> **FRAGMENT TEKSTU**
--------------------

Zabawa z ogniem przy drugim tomie trylogii MILLENIUM
Recenzja książki "Dziewczyna, która igrała z ogniem"
Autor: Stieg Larsson
Za drugą
książkę trylogii Millenium wziąłem się długo po zakończeniu pierwszej.
Przerażała mnie ilość stron, którą musiałbym pochłonąć. I choć przeczytałem już
np. „Drogę królów”, która ma zdecydowanie więcej teksu to dalej odczuwam pewną
niechęć i lęk do dużych powieści. Film „Dziewczyna z tatuażem” oglądnąłem co
najmniej kilka razy i to właśnie on zachęcił mnie do przeczytania książek
Larssona. Trylogię Millenium.
Fabuła opiera się na zagadce kryminalne
oczywiście. Po rozwiązaniu sprawy Harriet dwójka bohaterów nie miała ze sobą
kontaktu. W drugim tomie ich losy ponownie się splatają. Została popełniona
zbrodnia, która na pierwszy rzut oka rozwiązuje się sama. Główną podejrzaną
staje się Lisabeth Salander. Mikael nie wierzy w jej winę i chce jej pomóc
prowadząc własne śledztwo. Co z tego wyniknie? Kto jest winny i jakie tym razem
tajemnice zostaną ujawnione?
Narracja jest
wielowątkowa co może niektórym sprawdzić troszkę kłopotów. Jednak spójność
wszystkich wydarzeń powinna pomóc wam opanować fabułę. Sam miałem niewielki
problem z ilością przedstawionych osób w książce ( to mogło być spowodowane
tym, że czytałem wtedy 3 książki na raz ) i czasem nie potrafiłem przypomnieć
sobie o kim mowa. Z drugiej strony wyrzucenie kogokolwiek wydaje się
niemożliwe, ponieważ widać, że autor wszystko dokładnie przemyślał i nie ma tam
zbędnych postaci.
Jak można się
domyślić z tytuły większość uwagi będzie się tutaj skupiała na postaci
Lisabeth. Dowiemy się o niej trochę więcej i zobaczymy kawałek świata
widzianego jej oczami.
Nie bez
przyczyny tytuł ten jest w czołówkach wielu rankingów. Jest to świetny
thriller, sensacja i kryminał w jednym. Dialogi odwzorowują charaktery
bohaterów, które swoją drogą są napisane w pewien intrygujący i oryginalny
sposób. A co najważniejsze postacie są wiarygodne a ich cechy są wielokrotnie pokazywane
w przebiegu zdarzeń.
Fabuła jest
zbudowana w wspaniały sposób. Na początku wchodzimy powoli w inną rzeczywistość
i się w niej powoli obracamy. Fabuła rozkręca się powoli by pod koniec wcisnąć
gaz do dechy i spiorunować nas emocjami. Fakty i niejasności są nam podrzucane
powoli i naturalnie. A z każdą odpowiedzią na kolejne pytanie pozostajemy z
kilkoma nowymi. Sekrety wijące się pośród ludzi są wszechobecne. A zbiegi
okoliczności wywołują w nas dreszcze. Czy każdy ma coś za uszami?

--------------------

> **DOSTARCZONE MATERIAŁY**

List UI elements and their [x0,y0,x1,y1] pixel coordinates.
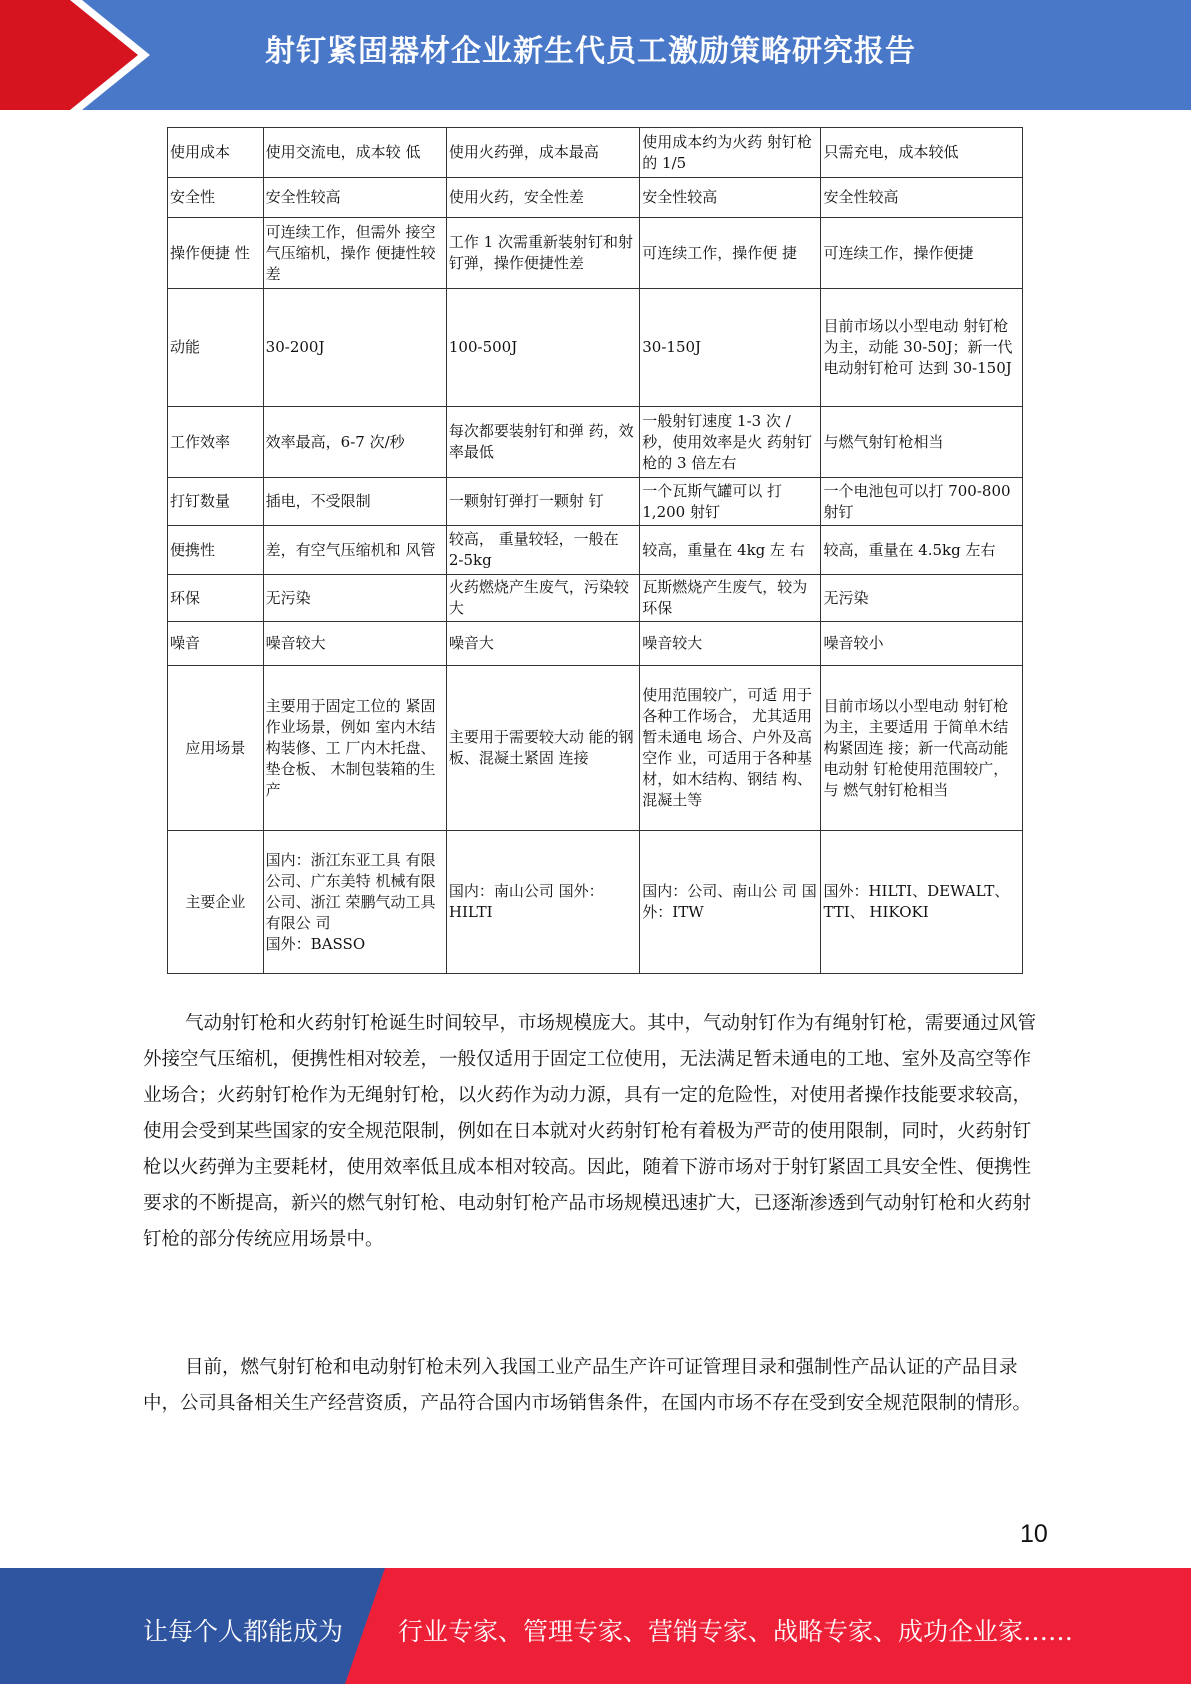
row-header: 噪音 [168,622,264,666]
row-header: 主要企业 [168,831,264,974]
table-row [168,478,1023,526]
table-cell: 国内：浙江东亚工具 有限公司、广东美特 机械有限公司、浙江 荣鹏气动工具有限公 司 国外：BASSO [263,831,446,974]
table-cell: 效率最高，6-7 次/秒 [263,407,446,478]
table-cell: 工作 1 次需重新装射钉和射钉弹，操作便捷性差 [446,218,639,289]
table-cell: 使用范围较广，可适 用于各种工作场合， 尤其适用暂未通电 场合、户外及高空作 业，可适用于各种基 材，如木结构、钢结 构、混凝土等 [640,666,821,831]
table-row [168,128,1023,178]
comparison-table [167,127,1023,974]
table-cell: 一般射钉速度 1-3 次 / 秒，使用效率是火 药射钉枪的 3 倍左右 [640,407,821,478]
table-cell: 30-150J [640,289,821,407]
table-cell: 可连续工作，操作便 捷 [640,218,821,289]
table-cell: 国外：HILTI、DEWALT、TTI、 HIKOKI [821,831,1023,974]
table-cell: 瓦斯燃烧产生废气，较为环保 [640,575,821,622]
table-cell: 较高，重量在 4.5kg 左右 [821,526,1023,575]
row-header: 动能 [168,289,264,407]
table-cell: 一颗射钉弹打一颗射 钉 [446,478,639,526]
row-header: 便携性 [168,526,264,575]
page-header [0,0,1191,110]
row-header: 工作效率 [168,407,264,478]
row-header: 应用场景 [168,666,264,831]
table-cell: 每次都要装射钉和弹 药，效率最低 [446,407,639,478]
table-cell: 目前市场以小型电动 射钉枪为主，动能 30-50J；新一代电动射钉枪可 达到 30-150J [821,289,1023,407]
table-cell: 使用交流电，成本较 低 [263,128,446,178]
table-cell: 可连续工作，但需外 接空气压缩机，操作 便捷性较差 [263,218,446,289]
table-cell: 国内：公司、南山公 司 国外：ITW [640,831,821,974]
footer-slogan-right: 行业专家、管理专家、营销专家、战略专家、成功企业家…… [398,1617,1074,1646]
row-header: 环保 [168,575,264,622]
report-title: 射钉紧固器材企业新生代员工激励策略研究报告 [265,34,916,69]
table-row [168,178,1023,218]
table-cell: 使用火药弹，成本最高 [446,128,639,178]
table-cell: 一个电池包可以打 700-800 射钉 [821,478,1023,526]
table-row [168,666,1023,831]
table-row [168,575,1023,622]
table-cell: 30-200J [263,289,446,407]
table-cell: 较高，重量在 4kg 左 右 [640,526,821,575]
table-row [168,526,1023,575]
table-cell: 插电，不受限制 [263,478,446,526]
table-cell: 噪音较小 [821,622,1023,666]
header-red-arrow [0,0,150,110]
table-cell: 一个瓦斯气罐可以 打 1,200 射钉 [640,478,821,526]
table-cell: 较高， 重量较轻，一般在 2-5kg [446,526,639,575]
row-header: 使用成本 [168,128,264,178]
table-cell: 无污染 [821,575,1023,622]
page-footer [0,1568,1191,1684]
body-paragraph: 目前，燃气射钉枪和电动射钉枪未列入我国工业产品生产许可证管理目录和强制性产品认证的产品目录中，公司具备相关生产经营资质，产品符合国内市场销售条件，在国内市场不存在受到安全规范限制的情形。 [143,1357,1032,1414]
table-cell: 噪音较大 [640,622,821,666]
table-cell: 使用火药，安全性差 [446,178,639,218]
table-row [168,831,1023,974]
table-row [168,622,1023,666]
footer-slogan-left: 让每个人都能成为 [143,1617,344,1646]
table-cell: 只需充电，成本较低 [821,128,1023,178]
table-cell: 安全性较高 [263,178,446,218]
table-cell: 主要用于需要较大动 能的钢板、混凝土紧固 连接 [446,666,639,831]
table-cell: 可连续工作，操作便捷 [821,218,1023,289]
table-cell: 火药燃烧产生废气，污染较大 [446,575,639,622]
table-cell: 100-500J [446,289,639,407]
body-paragraph: 气动射钉枪和火药射钉枪诞生时间较早，市场规模庞大。其中，气动射钉作为有绳射钉枪，需要通过风管外接空气压缩机，便携性相对较差，一般仅适用于固定工位使用，无法满足暂未通电的工地、室外及高空等作业场合；火药射钉枪作为无绳射钉枪，以火药作为动力源，具有一定的危险性，对使用者操作技能要求较高，使用会受到某些国家的安全规范限制，例如在日本就对火药射钉枪有着极为严苛的使用限制，同时，火药射钉枪以火药弹为主要耗材，使用效率低且成本相对较高。因此，随着下游市场对于射钉紧固工具安全性、便携性要求的不断提高，新兴的燃气射钉枪、电动射钉枪产品市场规模迅速扩大，已逐渐渗透到气动射钉枪和火药射钉枪的部分传统应用场景中。 [143,1013,1037,1250]
table-row [168,407,1023,478]
table-row [168,218,1023,289]
table-row [168,289,1023,407]
table-cell: 安全性较高 [640,178,821,218]
table-cell: 差，有空气压缩机和 风管 [263,526,446,575]
table-cell: 目前市场以小型电动 射钉枪为主，主要适用 于简单木结构紧固连 接；新一代高动能电动射 钉枪使用范围较广，与 燃气射钉枪相当 [821,666,1023,831]
table-cell: 噪音较大 [263,622,446,666]
table-cell: 国内：南山公司 国外：HILTI [446,831,639,974]
page-number: 10 [1020,1520,1048,1548]
table-cell: 安全性较高 [821,178,1023,218]
row-header: 操作便捷 性 [168,218,264,289]
row-header: 安全性 [168,178,264,218]
table-cell: 噪音大 [446,622,639,666]
table-cell: 使用成本约为火药 射钉枪的 1/5 [640,128,821,178]
table-cell: 与燃气射钉枪相当 [821,407,1023,478]
table-cell: 主要用于固定工位的 紧固作业场景，例如 室内木结构装修、工 厂内木托盘、垫仓板、 木制包装箱的生产 [263,666,446,831]
row-header: 打钉数量 [168,478,264,526]
table-cell: 无污染 [263,575,446,622]
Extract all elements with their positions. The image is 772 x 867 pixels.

--------------------

> **POLECENIE A**
Przepisz dosłownie fragment recenzji od „Jak można się” do „w przebiegu zdarzeń.”.
> **POLECENIE B**
Ustal, w ilu wierszach pojawia się ciąg „射钉枪为主”, i podaj samą liczbę.
Recenzja i wiersze pochodzą z różnych źródeł.

> **GOTOWA ODPOWIEDŹ A**
Jak można się
domyślić z tytuły większość uwagi będzie się tutaj skupiała na postaci
Lisabeth. Dowiemy się o niej trochę więcej i zobaczymy kawałek świata
widzianego jej oczami.
Nie bez
przyczyny tytuł ten jest w czołówkach wielu rankingów. Jest to świetny
thriller, sensacja i kryminał w jednym. Dialogi odwzorowują charaktery
bohaterów, które swoją drogą są napisane w pewien intrygujący i oryginalny
sposób. A co najważniejsze postacie są wiarygodne a ich cechy są wielokrotnie pokazywane
w przebiegu zdarzeń.

> **GOTOWA ODPOWIEDŹ B**
2